> [Task objective] Write out the full listing again, exactly as it stands.

> [Source material]
+ + +

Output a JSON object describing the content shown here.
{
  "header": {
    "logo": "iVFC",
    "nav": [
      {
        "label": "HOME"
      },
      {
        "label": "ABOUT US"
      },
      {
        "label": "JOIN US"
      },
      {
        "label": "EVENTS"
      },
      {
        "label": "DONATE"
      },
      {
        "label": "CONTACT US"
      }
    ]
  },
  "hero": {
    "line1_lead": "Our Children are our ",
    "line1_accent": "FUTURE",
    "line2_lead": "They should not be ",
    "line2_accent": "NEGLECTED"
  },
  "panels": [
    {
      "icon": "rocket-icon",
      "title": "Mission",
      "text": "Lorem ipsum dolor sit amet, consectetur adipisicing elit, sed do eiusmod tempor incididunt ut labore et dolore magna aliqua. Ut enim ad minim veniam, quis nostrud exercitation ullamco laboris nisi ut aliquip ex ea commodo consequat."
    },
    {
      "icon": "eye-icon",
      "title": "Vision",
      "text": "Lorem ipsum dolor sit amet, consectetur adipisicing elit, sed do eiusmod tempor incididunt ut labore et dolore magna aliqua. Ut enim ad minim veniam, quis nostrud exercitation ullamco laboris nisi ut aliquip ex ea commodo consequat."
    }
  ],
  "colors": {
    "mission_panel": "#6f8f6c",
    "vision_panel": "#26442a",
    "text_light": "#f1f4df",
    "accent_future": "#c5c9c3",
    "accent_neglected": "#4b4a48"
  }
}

+ + +

> [Task response]
Output a JSON object describing the content shown here.
{
  "header": {
    "logo": "iVFC",
    "nav": [
      {
        "label": "HOME"
      },
      {
        "label": "ABOUT US"
      },
      {
        "label": "JOIN US"
      },
      {
        "label": "EVENTS"
      },
      {
        "label": "DONATE"
      },
      {
        "label": "CONTACT US"
      }
    ]
  },
  "hero": {
    "line1_lead": "Our Children are our ",
    "line1_accent": "FUTURE",
    "line2_lead": "They should not be ",
    "line2_accent": "NEGLECTED"
  },
  "panels": [
    {
      "icon": "rocket-icon",
      "title": "Mission",
      "text": "Lorem ipsum dolor sit amet, consectetur adipisicing elit, sed do eiusmod tempor incididunt ut labore et dolore magna aliqua. Ut enim ad minim veniam, quis nostrud exercitation ullamco laboris nisi ut aliquip ex ea commodo consequat."
    },
    {
      "icon": "eye-icon",
      "title": "Vision",
      "text": "Lorem ipsum dolor sit amet, consectetur adipisicing elit, sed do eiusmod tempor incididunt ut labore et dolore magna aliqua. Ut enim ad minim veniam, quis nostrud exercitation ullamco laboris nisi ut aliquip ex ea commodo consequat."
    }
  ],
  "colors": {
    "mission_panel": "#6f8f6c",
    "vision_panel": "#26442a",
    "text_light": "#f1f4df",
    "accent_future": "#c5c9c3",
    "accent_neglected": "#4b4a48"
  }
}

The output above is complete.